* [Instructions for the task] Write out all the data again, exactly as it stands.

* [Data for the task]
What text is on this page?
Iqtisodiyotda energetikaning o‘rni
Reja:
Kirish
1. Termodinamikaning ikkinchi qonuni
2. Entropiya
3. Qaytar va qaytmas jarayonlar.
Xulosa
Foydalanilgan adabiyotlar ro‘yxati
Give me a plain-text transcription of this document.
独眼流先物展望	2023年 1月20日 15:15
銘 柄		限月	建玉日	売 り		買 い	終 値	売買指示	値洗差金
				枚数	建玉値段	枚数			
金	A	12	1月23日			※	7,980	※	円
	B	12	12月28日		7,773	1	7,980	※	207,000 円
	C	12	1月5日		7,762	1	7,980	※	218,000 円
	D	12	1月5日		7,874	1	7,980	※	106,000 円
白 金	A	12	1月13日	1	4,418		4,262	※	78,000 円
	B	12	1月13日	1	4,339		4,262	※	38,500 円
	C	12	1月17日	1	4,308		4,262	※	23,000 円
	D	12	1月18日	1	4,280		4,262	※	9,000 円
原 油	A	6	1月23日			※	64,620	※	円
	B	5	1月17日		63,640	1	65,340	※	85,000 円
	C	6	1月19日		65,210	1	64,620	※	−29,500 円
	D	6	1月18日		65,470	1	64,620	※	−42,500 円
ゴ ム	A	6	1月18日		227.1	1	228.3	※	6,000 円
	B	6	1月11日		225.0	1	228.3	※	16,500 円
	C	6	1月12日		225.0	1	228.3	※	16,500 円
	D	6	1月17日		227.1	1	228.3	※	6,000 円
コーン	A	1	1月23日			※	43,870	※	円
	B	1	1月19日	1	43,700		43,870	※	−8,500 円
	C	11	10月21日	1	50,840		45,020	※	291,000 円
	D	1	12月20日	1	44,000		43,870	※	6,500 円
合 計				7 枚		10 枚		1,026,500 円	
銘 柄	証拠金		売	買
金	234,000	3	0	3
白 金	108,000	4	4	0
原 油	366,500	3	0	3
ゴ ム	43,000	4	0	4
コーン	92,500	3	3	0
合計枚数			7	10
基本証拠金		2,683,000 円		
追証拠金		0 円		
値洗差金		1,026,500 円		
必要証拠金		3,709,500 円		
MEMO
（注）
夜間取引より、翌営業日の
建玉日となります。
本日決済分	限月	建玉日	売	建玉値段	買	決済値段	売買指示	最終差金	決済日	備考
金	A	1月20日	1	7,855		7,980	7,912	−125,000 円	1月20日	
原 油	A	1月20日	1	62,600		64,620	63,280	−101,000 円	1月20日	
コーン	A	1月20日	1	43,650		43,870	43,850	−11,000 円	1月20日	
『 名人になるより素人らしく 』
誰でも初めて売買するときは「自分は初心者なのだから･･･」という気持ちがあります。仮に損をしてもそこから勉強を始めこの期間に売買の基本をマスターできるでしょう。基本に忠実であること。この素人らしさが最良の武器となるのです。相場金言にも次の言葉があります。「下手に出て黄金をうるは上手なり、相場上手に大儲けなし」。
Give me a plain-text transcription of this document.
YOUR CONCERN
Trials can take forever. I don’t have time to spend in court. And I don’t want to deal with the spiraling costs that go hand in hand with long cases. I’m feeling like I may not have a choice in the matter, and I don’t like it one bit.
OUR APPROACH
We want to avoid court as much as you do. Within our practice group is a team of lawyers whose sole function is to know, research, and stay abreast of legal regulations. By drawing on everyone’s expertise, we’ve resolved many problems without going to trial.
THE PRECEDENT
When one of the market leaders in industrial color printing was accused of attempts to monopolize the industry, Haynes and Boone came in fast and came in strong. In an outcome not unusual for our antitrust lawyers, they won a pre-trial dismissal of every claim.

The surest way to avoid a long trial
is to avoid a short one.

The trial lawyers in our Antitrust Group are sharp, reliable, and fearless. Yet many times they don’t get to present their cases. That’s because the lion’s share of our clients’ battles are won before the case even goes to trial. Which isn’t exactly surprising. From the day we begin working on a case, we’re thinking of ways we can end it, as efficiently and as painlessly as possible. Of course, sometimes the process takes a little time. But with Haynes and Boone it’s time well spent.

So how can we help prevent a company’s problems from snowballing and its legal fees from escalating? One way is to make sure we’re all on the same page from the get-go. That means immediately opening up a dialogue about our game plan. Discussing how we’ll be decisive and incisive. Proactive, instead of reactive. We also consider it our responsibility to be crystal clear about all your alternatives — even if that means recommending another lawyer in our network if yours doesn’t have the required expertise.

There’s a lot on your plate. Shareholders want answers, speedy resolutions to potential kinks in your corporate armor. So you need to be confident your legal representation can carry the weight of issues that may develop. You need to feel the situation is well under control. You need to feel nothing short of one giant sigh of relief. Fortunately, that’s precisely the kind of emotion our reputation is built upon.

* [Reply]
What text is on this page?
Iqtisodiyotda energetikaning o‘rni
Reja:
Kirish
1. Termodinamikaning ikkinchi qonuni
2. Entropiya
3. Qaytar va qaytmas jarayonlar.
Xulosa
Foydalanilgan adabiyotlar ro‘yxati
Give me a plain-text transcription of this document.
独眼流先物展望	2023年 1月20日 15:15
銘 柄		限月	建玉日	売 り		買 い	終 値	売買指示	値洗差金
				枚数	建玉値段	枚数			
金	A	12	1月23日			※	7,980	※	円
	B	12	12月28日		7,773	1	7,980	※	207,000 円
	C	12	1月5日		7,762	1	7,980	※	218,000 円
	D	12	1月5日		7,874	1	7,980	※	106,000 円
白 金	A	12	1月13日	1	4,418		4,262	※	78,000 円
	B	12	1月13日	1	4,339		4,262	※	38,500 円
	C	12	1月17日	1	4,308		4,262	※	23,000 円
	D	12	1月18日	1	4,280		4,262	※	9,000 円
原 油	A	6	1月23日			※	64,620	※	円
	B	5	1月17日		63,640	1	65,340	※	85,000 円
	C	6	1月19日		65,210	1	64,620	※	−29,500 円
	D	6	1月18日		65,470	1	64,620	※	−42,500 円
ゴ ム	A	6	1月18日		227.1	1	228.3	※	6,000 円
	B	6	1月11日		225.0	1	228.3	※	16,500 円
	C	6	1月12日		225.0	1	228.3	※	16,500 円
	D	6	1月17日		227.1	1	228.3	※	6,000 円
コーン	A	1	1月23日			※	43,870	※	円
	B	1	1月19日	1	43,700		43,870	※	−8,500 円
	C	11	10月21日	1	50,840		45,020	※	291,000 円
	D	1	12月20日	1	44,000		43,870	※	6,500 円
合 計				7 枚		10 枚		1,026,500 円	
銘 柄	証拠金		売	買
金	234,000	3	0	3
白 金	108,000	4	4	0
原 油	366,500	3	0	3
ゴ ム	43,000	4	0	4
コーン	92,500	3	3	0
合計枚数			7	10
基本証拠金		2,683,000 円		
追証拠金		0 円		
値洗差金		1,026,500 円		
必要証拠金		3,709,500 円		
MEMO
（注）
夜間取引より、翌営業日の
建玉日となります。
本日決済分	限月	建玉日	売	建玉値段	買	決済値段	売買指示	最終差金	決済日	備考
金	A	1月20日	1	7,855		7,980	7,912	−125,000 円	1月20日	
原 油	A	1月20日	1	62,600		64,620	63,280	−101,000 円	1月20日	
コーン	A	1月20日	1	43,650		43,870	43,850	−11,000 円	1月20日	
『 名人になるより素人らしく 』
誰でも初めて売買するときは「自分は初心者なのだから･･･」という気持ちがあります。仮に損をしてもそこから勉強を始めこの期間に売買の基本をマスターできるでしょう。基本に忠実であること。この素人らしさが最良の武器となるのです。相場金言にも次の言葉があります。「下手に出て黄金をうるは上手なり、相場上手に大儲けなし」。
Give me a plain-text transcription of this document.
YOUR CONCERN
Trials can take forever. I don’t have time to spend in court. And I don’t want to deal with the spiraling costs that go hand in hand with long cases. I’m feeling like I may not have a choice in the matter, and I don’t like it one bit.
OUR APPROACH
We want to avoid court as much as you do. Within our practice group is a team of lawyers whose sole function is to know, research, and stay abreast of legal regulations. By drawing on everyone’s expertise, we’ve resolved many problems without going to trial.
THE PRECEDENT
When one of the market leaders in industrial color printing was accused of attempts to monopolize the industry, Haynes and Boone came in fast and came in strong. In an outcome not unusual for our antitrust lawyers, they won a pre-trial dismissal of every claim.

The surest way to avoid a long trial
is to avoid a short one.

The trial lawyers in our Antitrust Group are sharp, reliable, and fearless. Yet many times they don’t get to present their cases. That’s because the lion’s share of our clients’ battles are won before the case even goes to trial. Which isn’t exactly surprising. From the day we begin working on a case, we’re thinking of ways we can end it, as efficiently and as painlessly as possible. Of course, sometimes the process takes a little time. But with Haynes and Boone it’s time well spent.

So how can we help prevent a company’s problems from snowballing and its legal fees from escalating? One way is to make sure we’re all on the same page from the get-go. That means immediately opening up a dialogue about our game plan. Discussing how we’ll be decisive and incisive. Proactive, instead of reactive. We also consider it our responsibility to be crystal clear about all your alternatives — even if that means recommending another lawyer in our network if yours doesn’t have the required expertise.

There’s a lot on your plate. Shareholders want answers, speedy resolutions to potential kinks in your corporate armor. So you need to be confident your legal representation can carry the weight of issues that may develop. You need to feel the situation is well under control. You need to feel nothing short of one giant sigh of relief. Fortunately, that’s precisely the kind of emotion our reputation is built upon.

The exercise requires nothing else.